- Extracted data:
--- START ---

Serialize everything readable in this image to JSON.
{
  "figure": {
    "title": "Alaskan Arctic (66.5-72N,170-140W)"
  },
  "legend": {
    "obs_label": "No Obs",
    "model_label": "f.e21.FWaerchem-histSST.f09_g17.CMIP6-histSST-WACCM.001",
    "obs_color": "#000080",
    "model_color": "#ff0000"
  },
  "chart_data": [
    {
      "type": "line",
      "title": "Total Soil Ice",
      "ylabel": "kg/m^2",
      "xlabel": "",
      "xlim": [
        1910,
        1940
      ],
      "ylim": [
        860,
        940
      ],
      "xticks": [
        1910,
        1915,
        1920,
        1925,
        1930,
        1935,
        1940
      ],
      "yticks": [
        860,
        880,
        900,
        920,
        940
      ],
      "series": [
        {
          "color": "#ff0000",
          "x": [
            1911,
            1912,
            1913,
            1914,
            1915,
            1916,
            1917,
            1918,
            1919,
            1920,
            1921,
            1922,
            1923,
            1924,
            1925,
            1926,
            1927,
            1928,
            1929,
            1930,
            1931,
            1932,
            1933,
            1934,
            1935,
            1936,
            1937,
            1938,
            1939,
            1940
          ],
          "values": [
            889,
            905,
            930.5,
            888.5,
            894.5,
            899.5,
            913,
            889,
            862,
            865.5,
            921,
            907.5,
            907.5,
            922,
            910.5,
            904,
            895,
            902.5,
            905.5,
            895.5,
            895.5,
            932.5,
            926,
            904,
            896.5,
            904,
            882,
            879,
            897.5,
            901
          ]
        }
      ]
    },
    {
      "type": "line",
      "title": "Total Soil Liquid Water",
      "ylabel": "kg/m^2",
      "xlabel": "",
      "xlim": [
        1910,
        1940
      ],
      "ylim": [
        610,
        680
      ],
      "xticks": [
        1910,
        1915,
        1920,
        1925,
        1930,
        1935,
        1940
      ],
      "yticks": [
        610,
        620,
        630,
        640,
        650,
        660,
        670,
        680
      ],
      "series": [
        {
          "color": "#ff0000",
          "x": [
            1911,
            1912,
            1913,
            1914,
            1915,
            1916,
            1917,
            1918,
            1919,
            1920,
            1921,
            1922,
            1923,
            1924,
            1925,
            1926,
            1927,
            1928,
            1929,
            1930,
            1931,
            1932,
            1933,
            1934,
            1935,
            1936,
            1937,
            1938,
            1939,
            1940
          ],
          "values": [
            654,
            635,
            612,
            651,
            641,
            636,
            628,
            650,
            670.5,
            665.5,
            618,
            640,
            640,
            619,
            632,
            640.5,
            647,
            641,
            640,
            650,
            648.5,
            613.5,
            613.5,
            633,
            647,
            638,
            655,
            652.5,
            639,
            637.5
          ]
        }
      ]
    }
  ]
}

--- END ---

- What is needed:
Check each line of the records for "Soil" and copy the ones that contain it.

- Solution:
      "title": "Total Soil Ice",
      "title": "Total Soil Liquid Water",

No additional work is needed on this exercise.